» **Exercise prompt**
Search the records for the word "color" and report each line that has it.

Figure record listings
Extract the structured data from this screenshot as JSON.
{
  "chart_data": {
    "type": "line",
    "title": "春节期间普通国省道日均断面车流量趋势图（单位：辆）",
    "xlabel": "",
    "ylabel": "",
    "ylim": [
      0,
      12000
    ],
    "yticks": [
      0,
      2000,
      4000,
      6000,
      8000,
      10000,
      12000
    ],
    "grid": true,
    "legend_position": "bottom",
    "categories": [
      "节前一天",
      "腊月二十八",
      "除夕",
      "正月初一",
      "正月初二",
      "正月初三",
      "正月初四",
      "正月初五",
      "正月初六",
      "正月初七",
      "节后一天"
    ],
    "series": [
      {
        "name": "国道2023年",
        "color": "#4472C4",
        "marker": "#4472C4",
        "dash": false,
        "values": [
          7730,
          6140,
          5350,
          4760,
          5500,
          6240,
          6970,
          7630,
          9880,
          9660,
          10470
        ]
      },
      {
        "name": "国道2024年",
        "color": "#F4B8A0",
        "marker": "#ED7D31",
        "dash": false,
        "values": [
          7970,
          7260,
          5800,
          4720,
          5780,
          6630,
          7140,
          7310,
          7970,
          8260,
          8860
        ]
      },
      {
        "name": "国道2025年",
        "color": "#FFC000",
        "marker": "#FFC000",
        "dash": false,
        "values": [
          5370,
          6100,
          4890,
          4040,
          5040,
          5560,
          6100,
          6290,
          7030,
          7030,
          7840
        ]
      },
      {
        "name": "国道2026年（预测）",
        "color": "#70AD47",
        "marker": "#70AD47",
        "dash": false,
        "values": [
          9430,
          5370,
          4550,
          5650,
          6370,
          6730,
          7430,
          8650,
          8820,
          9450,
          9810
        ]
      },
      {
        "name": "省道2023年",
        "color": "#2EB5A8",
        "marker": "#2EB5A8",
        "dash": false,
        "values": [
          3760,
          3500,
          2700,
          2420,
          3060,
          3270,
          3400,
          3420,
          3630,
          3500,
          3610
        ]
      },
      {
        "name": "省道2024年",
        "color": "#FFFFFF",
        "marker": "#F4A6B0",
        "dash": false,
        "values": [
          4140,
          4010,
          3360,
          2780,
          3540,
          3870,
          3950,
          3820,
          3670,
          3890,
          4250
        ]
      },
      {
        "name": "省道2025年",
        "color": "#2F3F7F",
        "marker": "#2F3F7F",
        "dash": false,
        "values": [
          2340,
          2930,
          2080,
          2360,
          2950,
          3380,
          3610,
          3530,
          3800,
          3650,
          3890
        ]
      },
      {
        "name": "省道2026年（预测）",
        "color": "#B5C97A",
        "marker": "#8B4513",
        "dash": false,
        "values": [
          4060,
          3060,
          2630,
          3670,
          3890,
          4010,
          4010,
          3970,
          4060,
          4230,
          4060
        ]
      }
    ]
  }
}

» **Task solution**
        "color": "#4472C4",
        "color": "#F4B8A0",
        "color": "#FFC000",
        "color": "#70AD47",
        "color": "#2EB5A8",
        "color": "#FFFFFF",
        "color": "#2F3F7F",
        "color": "#B5C97A",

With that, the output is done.